Written problem = Please work out how many lines in the material contain "mantienen" and give only that figure.

Data to use =

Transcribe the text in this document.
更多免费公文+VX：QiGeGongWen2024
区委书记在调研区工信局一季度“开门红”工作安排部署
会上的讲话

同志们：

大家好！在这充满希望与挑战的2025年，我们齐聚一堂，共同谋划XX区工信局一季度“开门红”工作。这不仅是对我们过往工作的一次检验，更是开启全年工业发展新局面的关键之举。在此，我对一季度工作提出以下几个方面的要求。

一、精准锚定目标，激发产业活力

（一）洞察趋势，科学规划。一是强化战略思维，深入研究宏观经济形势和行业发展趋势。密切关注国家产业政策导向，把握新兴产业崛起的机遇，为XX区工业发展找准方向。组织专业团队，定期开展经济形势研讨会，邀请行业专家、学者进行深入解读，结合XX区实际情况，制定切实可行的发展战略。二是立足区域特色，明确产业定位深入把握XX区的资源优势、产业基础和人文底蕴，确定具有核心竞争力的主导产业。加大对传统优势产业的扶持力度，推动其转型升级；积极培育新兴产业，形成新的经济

---

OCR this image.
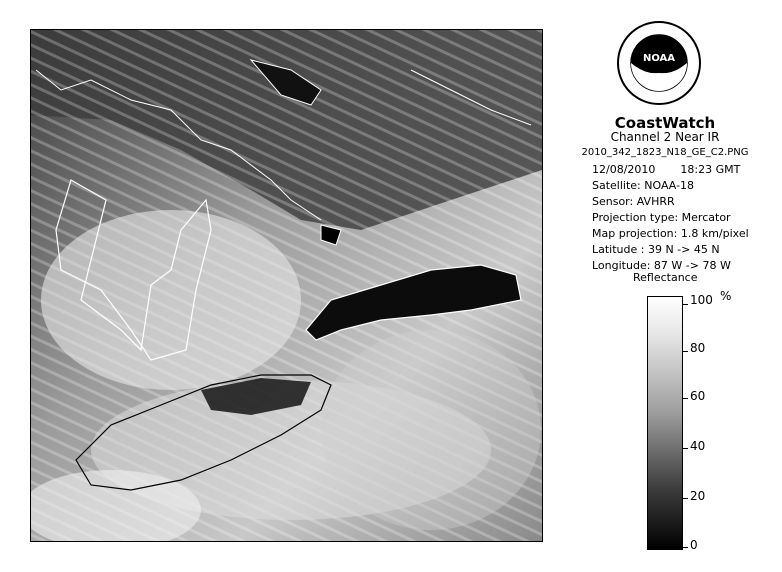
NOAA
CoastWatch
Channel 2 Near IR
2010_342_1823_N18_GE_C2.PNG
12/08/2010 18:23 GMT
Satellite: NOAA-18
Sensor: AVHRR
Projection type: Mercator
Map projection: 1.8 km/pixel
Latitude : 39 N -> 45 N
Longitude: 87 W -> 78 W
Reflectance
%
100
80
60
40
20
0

---

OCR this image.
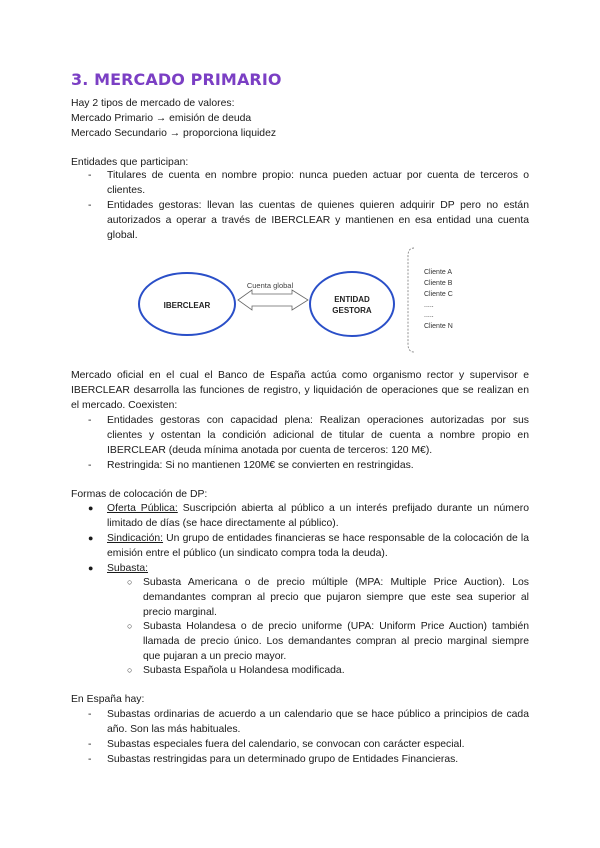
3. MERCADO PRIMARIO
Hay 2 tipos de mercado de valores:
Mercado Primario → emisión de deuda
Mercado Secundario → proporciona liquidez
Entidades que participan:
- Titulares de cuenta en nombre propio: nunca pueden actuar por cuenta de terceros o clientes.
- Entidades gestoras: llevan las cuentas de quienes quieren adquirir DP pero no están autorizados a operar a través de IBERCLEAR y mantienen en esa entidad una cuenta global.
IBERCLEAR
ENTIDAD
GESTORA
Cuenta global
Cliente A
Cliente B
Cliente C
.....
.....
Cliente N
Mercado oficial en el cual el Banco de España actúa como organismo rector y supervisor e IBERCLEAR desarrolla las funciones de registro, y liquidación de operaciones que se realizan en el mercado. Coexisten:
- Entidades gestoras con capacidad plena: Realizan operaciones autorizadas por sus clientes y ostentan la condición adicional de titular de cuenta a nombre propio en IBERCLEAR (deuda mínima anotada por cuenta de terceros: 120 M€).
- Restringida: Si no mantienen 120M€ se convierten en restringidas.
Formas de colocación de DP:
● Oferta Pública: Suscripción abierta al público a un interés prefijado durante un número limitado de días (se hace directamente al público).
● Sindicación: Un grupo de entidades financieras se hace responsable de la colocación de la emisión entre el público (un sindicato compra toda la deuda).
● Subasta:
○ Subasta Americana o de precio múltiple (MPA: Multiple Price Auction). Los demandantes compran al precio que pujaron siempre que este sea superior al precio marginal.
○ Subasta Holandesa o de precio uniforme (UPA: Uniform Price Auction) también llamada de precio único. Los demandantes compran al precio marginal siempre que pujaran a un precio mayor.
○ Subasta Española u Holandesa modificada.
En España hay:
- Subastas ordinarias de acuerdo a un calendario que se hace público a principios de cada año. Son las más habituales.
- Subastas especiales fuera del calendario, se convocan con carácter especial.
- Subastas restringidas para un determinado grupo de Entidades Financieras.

Task solution = 2